►
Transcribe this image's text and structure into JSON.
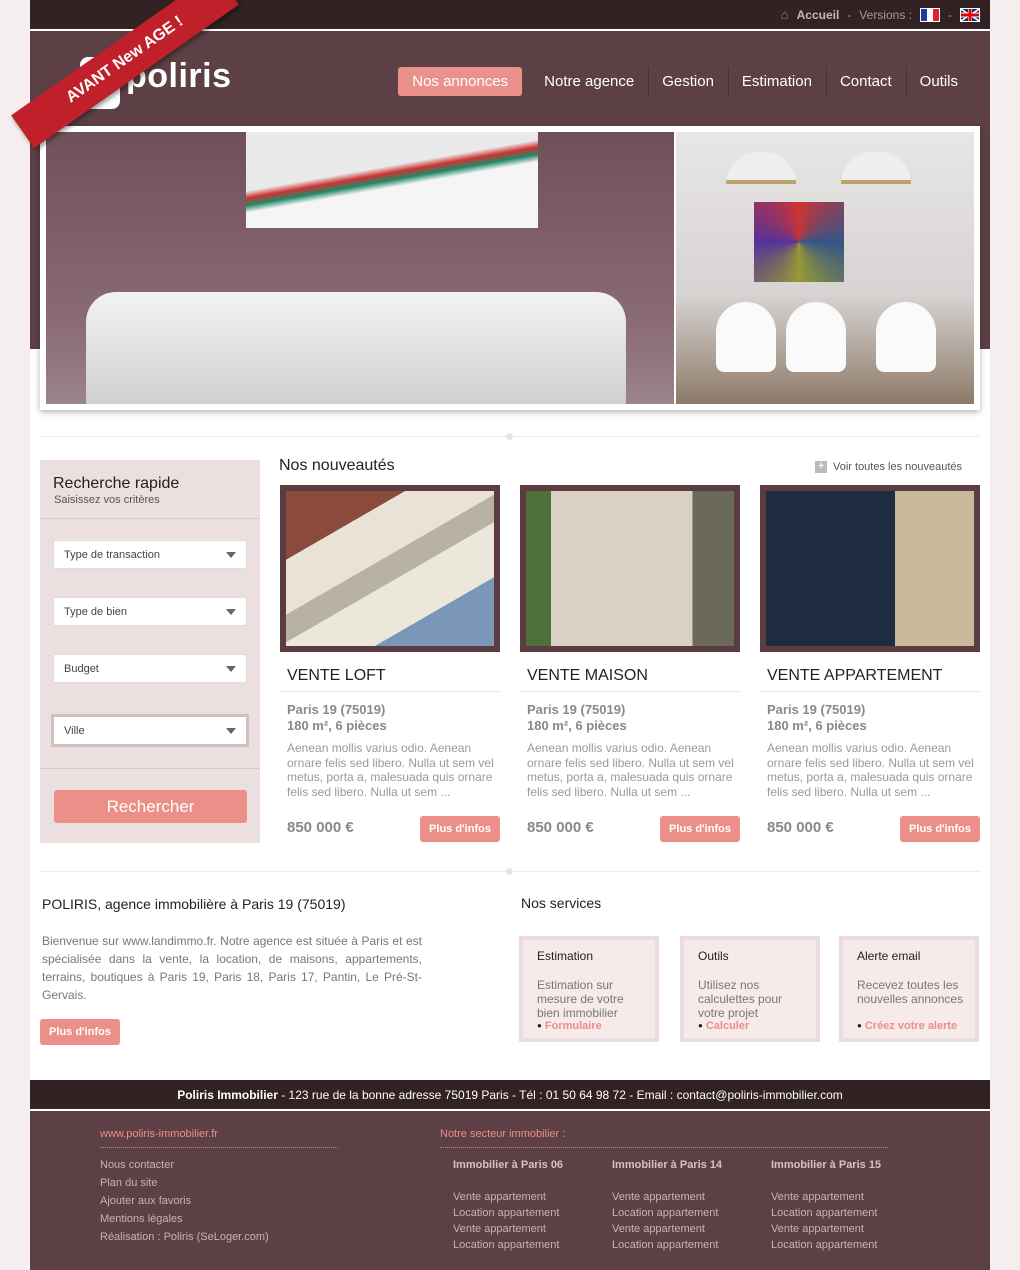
{
  "topbar": {
    "home": "Accueil",
    "sep1": "-",
    "versions": "Versions :",
    "sep2": "-"
  },
  "brand": {
    "logo_text": "poliris",
    "logo_glyph": "ô"
  },
  "nav": [
    "Nos annonces",
    "Notre agence",
    "Gestion",
    "Estimation",
    "Contact",
    "Outils"
  ],
  "banner": {
    "ribbon": "AVANT New AGE !"
  },
  "search": {
    "title": "Recherche rapide",
    "subtitle": "Saisissez vos critères",
    "fields": [
      "Type de transaction",
      "Type de bien",
      "Budget",
      "Ville"
    ],
    "button": "Rechercher"
  },
  "news": {
    "title": "Nos nouveautés",
    "see_all": "Voir toutes les nouveautés",
    "items": [
      {
        "type": "VENTE LOFT",
        "location": "Paris 19 (75019)",
        "size": "180 m², 6 pièces",
        "desc": "Aenean mollis varius odio. Aenean ornare felis sed libero. Nulla ut sem vel metus, porta a, malesuada quis ornare felis sed libero. Nulla ut sem  ...",
        "price": "850 000 €",
        "button": "Plus d'infos"
      },
      {
        "type": "VENTE MAISON",
        "location": "Paris 19 (75019)",
        "size": "180 m², 6 pièces",
        "desc": "Aenean mollis varius odio. Aenean ornare felis sed libero. Nulla ut sem vel metus, porta a, malesuada quis ornare felis sed libero. Nulla ut sem  ...",
        "price": "850 000 €",
        "button": "Plus d'infos"
      },
      {
        "type": "VENTE APPARTEMENT",
        "location": "Paris 19 (75019)",
        "size": "180 m², 6 pièces",
        "desc": "Aenean mollis varius odio. Aenean ornare felis sed libero. Nulla ut sem vel metus, porta a, malesuada quis ornare felis sed libero. Nulla ut sem  ...",
        "price": "850 000 €",
        "button": "Plus d'infos"
      }
    ]
  },
  "about": {
    "title": "POLIRIS, agence immobilière à Paris 19 (75019)",
    "text": "Bienvenue sur www.landimmo.fr. Notre agence est située à Paris et est spécialisée dans la vente, la location, de maisons, appartements, terrains, boutiques à Paris 19, Paris 18, Paris 17, Pantin, Le Pré-St-Gervais.",
    "button": "Plus d'infos"
  },
  "services": {
    "title": "Nos services",
    "items": [
      {
        "title": "Estimation",
        "desc": "Estimation sur mesure de votre bien immobilier",
        "link": "Formulaire"
      },
      {
        "title": "Outils",
        "desc": "Utilisez nos calculettes pour votre projet",
        "link": "Calculer"
      },
      {
        "title": "Alerte email",
        "desc": "Recevez toutes les nouvelles annonces",
        "link": "Créez votre alerte"
      }
    ]
  },
  "address": {
    "name": "Poliris Immobilier",
    "text": " - 123 rue de la bonne adresse 75019 Paris - Tél : 01 50 64 98 72 - Email : contact@poliris-immobilier.com"
  },
  "footer": {
    "site": "www.poliris-immobilier.fr",
    "links": [
      "Nous contacter",
      "Plan du site",
      "Ajouter aux favoris",
      "Mentions légales",
      "Réalisation : Poliris (SeLoger.com)"
    ],
    "sector_title": "Notre secteur immobilier :",
    "columns": [
      {
        "title": "Immobilier à Paris 06",
        "links": [
          "Vente appartement",
          "Location appartement",
          "Vente appartement",
          "Location appartement"
        ]
      },
      {
        "title": "Immobilier à Paris 14",
        "links": [
          "Vente appartement",
          "Location appartement",
          "Vente appartement",
          "Location appartement"
        ]
      },
      {
        "title": "Immobilier à Paris 15",
        "links": [
          "Vente appartement",
          "Location appartement",
          "Vente appartement",
          "Location appartement"
        ]
      }
    ]
  },
  "colors": {
    "accent": "#eb8f88",
    "brand": "#5d4046",
    "dark": "#322224"
  }
}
◄
> **REQUIRED WORK**:
Determine the count of lines in the data above with the string "nouveautés" in them, and give that count alone.

> **WRITTEN REPLY**:
2